• What you should do
Copy out each line of the material below with no changes.

-- Data entries start --

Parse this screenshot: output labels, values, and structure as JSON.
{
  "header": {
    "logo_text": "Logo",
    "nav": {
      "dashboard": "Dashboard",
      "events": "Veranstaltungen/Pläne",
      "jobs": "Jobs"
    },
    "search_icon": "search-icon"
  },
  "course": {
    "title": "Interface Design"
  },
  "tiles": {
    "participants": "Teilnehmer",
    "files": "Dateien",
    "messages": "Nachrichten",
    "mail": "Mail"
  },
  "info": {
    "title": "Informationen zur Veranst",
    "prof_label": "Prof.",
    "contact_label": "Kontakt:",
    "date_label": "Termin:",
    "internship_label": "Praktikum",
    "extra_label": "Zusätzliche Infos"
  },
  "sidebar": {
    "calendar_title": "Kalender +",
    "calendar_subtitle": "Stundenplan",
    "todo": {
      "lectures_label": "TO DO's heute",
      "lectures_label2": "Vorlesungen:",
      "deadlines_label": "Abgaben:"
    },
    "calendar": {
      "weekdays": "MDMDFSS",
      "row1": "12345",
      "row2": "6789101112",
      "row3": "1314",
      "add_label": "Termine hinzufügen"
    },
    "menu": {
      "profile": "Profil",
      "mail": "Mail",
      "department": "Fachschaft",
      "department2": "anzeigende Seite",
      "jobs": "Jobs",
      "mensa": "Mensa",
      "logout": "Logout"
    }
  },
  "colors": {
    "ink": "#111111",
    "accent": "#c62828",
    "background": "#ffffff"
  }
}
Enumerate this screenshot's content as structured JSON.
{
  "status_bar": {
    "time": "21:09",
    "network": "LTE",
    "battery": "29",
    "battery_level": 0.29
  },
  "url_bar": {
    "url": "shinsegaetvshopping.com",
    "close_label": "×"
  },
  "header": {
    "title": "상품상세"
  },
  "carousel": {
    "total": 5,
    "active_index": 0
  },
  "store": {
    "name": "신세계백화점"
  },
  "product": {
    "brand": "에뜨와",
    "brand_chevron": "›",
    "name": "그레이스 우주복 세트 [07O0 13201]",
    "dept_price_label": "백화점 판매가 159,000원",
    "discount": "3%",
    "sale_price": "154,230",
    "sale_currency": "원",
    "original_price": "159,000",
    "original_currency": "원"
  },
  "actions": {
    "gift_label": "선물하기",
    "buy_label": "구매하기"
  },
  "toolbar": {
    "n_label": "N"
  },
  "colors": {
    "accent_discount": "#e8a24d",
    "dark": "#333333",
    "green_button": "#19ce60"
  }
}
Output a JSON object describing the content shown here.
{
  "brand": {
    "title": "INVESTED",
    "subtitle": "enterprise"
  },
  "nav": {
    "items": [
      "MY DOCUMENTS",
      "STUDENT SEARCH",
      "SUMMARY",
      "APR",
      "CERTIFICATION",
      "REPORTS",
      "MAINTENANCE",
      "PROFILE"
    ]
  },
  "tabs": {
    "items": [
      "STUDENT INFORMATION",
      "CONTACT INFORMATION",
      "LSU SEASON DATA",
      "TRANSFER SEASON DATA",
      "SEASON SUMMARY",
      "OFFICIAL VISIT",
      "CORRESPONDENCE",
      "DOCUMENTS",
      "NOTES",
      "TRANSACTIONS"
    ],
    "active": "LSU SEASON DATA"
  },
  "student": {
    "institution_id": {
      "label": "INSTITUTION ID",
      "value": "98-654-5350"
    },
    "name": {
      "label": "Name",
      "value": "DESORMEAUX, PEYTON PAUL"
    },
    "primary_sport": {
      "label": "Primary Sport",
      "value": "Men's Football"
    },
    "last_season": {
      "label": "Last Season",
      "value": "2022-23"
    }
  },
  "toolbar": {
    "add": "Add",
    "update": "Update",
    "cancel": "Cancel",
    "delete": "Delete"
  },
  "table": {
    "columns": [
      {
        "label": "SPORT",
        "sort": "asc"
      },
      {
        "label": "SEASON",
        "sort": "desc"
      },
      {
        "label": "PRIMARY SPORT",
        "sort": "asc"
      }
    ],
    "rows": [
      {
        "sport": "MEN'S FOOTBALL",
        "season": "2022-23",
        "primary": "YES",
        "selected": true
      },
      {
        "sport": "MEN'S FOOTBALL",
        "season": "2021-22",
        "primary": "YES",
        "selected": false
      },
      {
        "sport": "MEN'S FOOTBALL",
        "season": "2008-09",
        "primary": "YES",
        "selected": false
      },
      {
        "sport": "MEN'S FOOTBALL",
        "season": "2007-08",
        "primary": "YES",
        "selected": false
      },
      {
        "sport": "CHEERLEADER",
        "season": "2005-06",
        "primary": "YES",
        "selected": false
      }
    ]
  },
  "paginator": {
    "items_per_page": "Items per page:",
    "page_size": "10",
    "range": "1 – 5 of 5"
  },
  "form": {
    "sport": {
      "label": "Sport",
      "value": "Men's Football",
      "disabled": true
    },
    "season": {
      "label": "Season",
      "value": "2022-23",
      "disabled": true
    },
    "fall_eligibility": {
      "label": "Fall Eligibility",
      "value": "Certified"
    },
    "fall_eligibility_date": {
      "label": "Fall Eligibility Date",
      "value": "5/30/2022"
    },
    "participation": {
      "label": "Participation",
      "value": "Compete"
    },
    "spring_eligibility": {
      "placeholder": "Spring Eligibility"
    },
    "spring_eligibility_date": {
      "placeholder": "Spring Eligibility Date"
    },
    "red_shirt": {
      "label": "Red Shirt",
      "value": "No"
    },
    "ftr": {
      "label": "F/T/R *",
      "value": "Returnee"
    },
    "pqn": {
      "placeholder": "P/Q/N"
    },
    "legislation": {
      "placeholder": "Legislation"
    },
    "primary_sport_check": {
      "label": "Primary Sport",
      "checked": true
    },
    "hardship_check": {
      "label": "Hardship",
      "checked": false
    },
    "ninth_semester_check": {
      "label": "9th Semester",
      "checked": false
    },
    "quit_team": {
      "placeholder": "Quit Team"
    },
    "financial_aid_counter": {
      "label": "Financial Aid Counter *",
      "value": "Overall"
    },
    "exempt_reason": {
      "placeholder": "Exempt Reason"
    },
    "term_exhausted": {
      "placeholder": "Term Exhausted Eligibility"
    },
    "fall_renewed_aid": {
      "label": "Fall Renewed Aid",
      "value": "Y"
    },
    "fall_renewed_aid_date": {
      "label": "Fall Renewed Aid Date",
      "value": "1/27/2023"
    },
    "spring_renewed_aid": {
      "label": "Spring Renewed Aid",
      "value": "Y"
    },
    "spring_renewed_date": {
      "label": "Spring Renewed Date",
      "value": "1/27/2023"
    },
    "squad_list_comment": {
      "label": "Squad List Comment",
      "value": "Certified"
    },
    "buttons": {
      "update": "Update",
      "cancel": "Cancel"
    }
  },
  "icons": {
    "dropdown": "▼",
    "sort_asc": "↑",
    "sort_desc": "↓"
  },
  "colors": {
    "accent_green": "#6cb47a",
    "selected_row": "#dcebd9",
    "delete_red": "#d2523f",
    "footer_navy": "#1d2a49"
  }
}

-- Data entries end --

• Output
Parse this screenshot: output labels, values, and structure as JSON.
{
  "header": {
    "logo_text": "Logo",
    "nav": {
      "dashboard": "Dashboard",
      "events": "Veranstaltungen/Pläne",
      "jobs": "Jobs"
    },
    "search_icon": "search-icon"
  },
  "course": {
    "title": "Interface Design"
  },
  "tiles": {
    "participants": "Teilnehmer",
    "files": "Dateien",
    "messages": "Nachrichten",
    "mail": "Mail"
  },
  "info": {
    "title": "Informationen zur Veranst",
    "prof_label": "Prof.",
    "contact_label": "Kontakt:",
    "date_label": "Termin:",
    "internship_label": "Praktikum",
    "extra_label": "Zusätzliche Infos"
  },
  "sidebar": {
    "calendar_title": "Kalender +",
    "calendar_subtitle": "Stundenplan",
    "todo": {
      "lectures_label": "TO DO's heute",
      "lectures_label2": "Vorlesungen:",
      "deadlines_label": "Abgaben:"
    },
    "calendar": {
      "weekdays": "MDMDFSS",
      "row1": "12345",
      "row2": "6789101112",
      "row3": "1314",
      "add_label": "Termine hinzufügen"
    },
    "menu": {
      "profile": "Profil",
      "mail": "Mail",
      "department": "Fachschaft",
      "department2": "anzeigende Seite",
      "jobs": "Jobs",
      "mensa": "Mensa",
      "logout": "Logout"
    }
  },
  "colors": {
    "ink": "#111111",
    "accent": "#c62828",
    "background": "#ffffff"
  }
}
Enumerate this screenshot's content as structured JSON.
{
  "status_bar": {
    "time": "21:09",
    "network": "LTE",
    "battery": "29",
    "battery_level": 0.29
  },
  "url_bar": {
    "url": "shinsegaetvshopping.com",
    "close_label": "×"
  },
  "header": {
    "title": "상품상세"
  },
  "carousel": {
    "total": 5,
    "active_index": 0
  },
  "store": {
    "name": "신세계백화점"
  },
  "product": {
    "brand": "에뜨와",
    "brand_chevron": "›",
    "name": "그레이스 우주복 세트 [07O0 13201]",
    "dept_price_label": "백화점 판매가 159,000원",
    "discount": "3%",
    "sale_price": "154,230",
    "sale_currency": "원",
    "original_price": "159,000",
    "original_currency": "원"
  },
  "actions": {
    "gift_label": "선물하기",
    "buy_label": "구매하기"
  },
  "toolbar": {
    "n_label": "N"
  },
  "colors": {
    "accent_discount": "#e8a24d",
    "dark": "#333333",
    "green_button": "#19ce60"
  }
}
Output a JSON object describing the content shown here.
{
  "brand": {
    "title": "INVESTED",
    "subtitle": "enterprise"
  },
  "nav": {
    "items": [
      "MY DOCUMENTS",
      "STUDENT SEARCH",
      "SUMMARY",
      "APR",
      "CERTIFICATION",
      "REPORTS",
      "MAINTENANCE",
      "PROFILE"
    ]
  },
  "tabs": {
    "items": [
      "STUDENT INFORMATION",
      "CONTACT INFORMATION",
      "LSU SEASON DATA",
      "TRANSFER SEASON DATA",
      "SEASON SUMMARY",
      "OFFICIAL VISIT",
      "CORRESPONDENCE",
      "DOCUMENTS",
      "NOTES",
      "TRANSACTIONS"
    ],
    "active": "LSU SEASON DATA"
  },
  "student": {
    "institution_id": {
      "label": "INSTITUTION ID",
      "value": "98-654-5350"
    },
    "name": {
      "label": "Name",
      "value": "DESORMEAUX, PEYTON PAUL"
    },
    "primary_sport": {
      "label": "Primary Sport",
      "value": "Men's Football"
    },
    "last_season": {
      "label": "Last Season",
      "value": "2022-23"
    }
  },
  "toolbar": {
    "add": "Add",
    "update": "Update",
    "cancel": "Cancel",
    "delete": "Delete"
  },
  "table": {
    "columns": [
      {
        "label": "SPORT",
        "sort": "asc"
      },
      {
        "label": "SEASON",
        "sort": "desc"
      },
      {
        "label": "PRIMARY SPORT",
        "sort": "asc"
      }
    ],
    "rows": [
      {
        "sport": "MEN'S FOOTBALL",
        "season": "2022-23",
        "primary": "YES",
        "selected": true
      },
      {
        "sport": "MEN'S FOOTBALL",
        "season": "2021-22",
        "primary": "YES",
        "selected": false
      },
      {
        "sport": "MEN'S FOOTBALL",
        "season": "2008-09",
        "primary": "YES",
        "selected": false
      },
      {
        "sport": "MEN'S FOOTBALL",
        "season": "2007-08",
        "primary": "YES",
        "selected": false
      },
      {
        "sport": "CHEERLEADER",
        "season": "2005-06",
        "primary": "YES",
        "selected": false
      }
    ]
  },
  "paginator": {
    "items_per_page": "Items per page:",
    "page_size": "10",
    "range": "1 – 5 of 5"
  },
  "form": {
    "sport": {
      "label": "Sport",
      "value": "Men's Football",
      "disabled": true
    },
    "season": {
      "label": "Season",
      "value": "2022-23",
      "disabled": true
    },
    "fall_eligibility": {
      "label": "Fall Eligibility",
      "value": "Certified"
    },
    "fall_eligibility_date": {
      "label": "Fall Eligibility Date",
      "value": "5/30/2022"
    },
    "participation": {
      "label": "Participation",
      "value": "Compete"
    },
    "spring_eligibility": {
      "placeholder": "Spring Eligibility"
    },
    "spring_eligibility_date": {
      "placeholder": "Spring Eligibility Date"
    },
    "red_shirt": {
      "label": "Red Shirt",
      "value": "No"
    },
    "ftr": {
      "label": "F/T/R *",
      "value": "Returnee"
    },
    "pqn": {
      "placeholder": "P/Q/N"
    },
    "legislation": {
      "placeholder": "Legislation"
    },
    "primary_sport_check": {
      "label": "Primary Sport",
      "checked": true
    },
    "hardship_check": {
      "label": "Hardship",
      "checked": false
    },
    "ninth_semester_check": {
      "label": "9th Semester",
      "checked": false
    },
    "quit_team": {
      "placeholder": "Quit Team"
    },
    "financial_aid_counter": {
      "label": "Financial Aid Counter *",
      "value": "Overall"
    },
    "exempt_reason": {
      "placeholder": "Exempt Reason"
    },
    "term_exhausted": {
      "placeholder": "Term Exhausted Eligibility"
    },
    "fall_renewed_aid": {
      "label": "Fall Renewed Aid",
      "value": "Y"
    },
    "fall_renewed_aid_date": {
      "label": "Fall Renewed Aid Date",
      "value": "1/27/2023"
    },
    "spring_renewed_aid": {
      "label": "Spring Renewed Aid",
      "value": "Y"
    },
    "spring_renewed_date": {
      "label": "Spring Renewed Date",
      "value": "1/27/2023"
    },
    "squad_list_comment": {
      "label": "Squad List Comment",
      "value": "Certified"
    },
    "buttons": {
      "update": "Update",
      "cancel": "Cancel"
    }
  },
  "icons": {
    "dropdown": "▼",
    "sort_asc": "↑",
    "sort_desc": "↓"
  },
  "colors": {
    "accent_green": "#6cb47a",
    "selected_row": "#dcebd9",
    "delete_red": "#d2523f",
    "footer_navy": "#1d2a49"
  }
}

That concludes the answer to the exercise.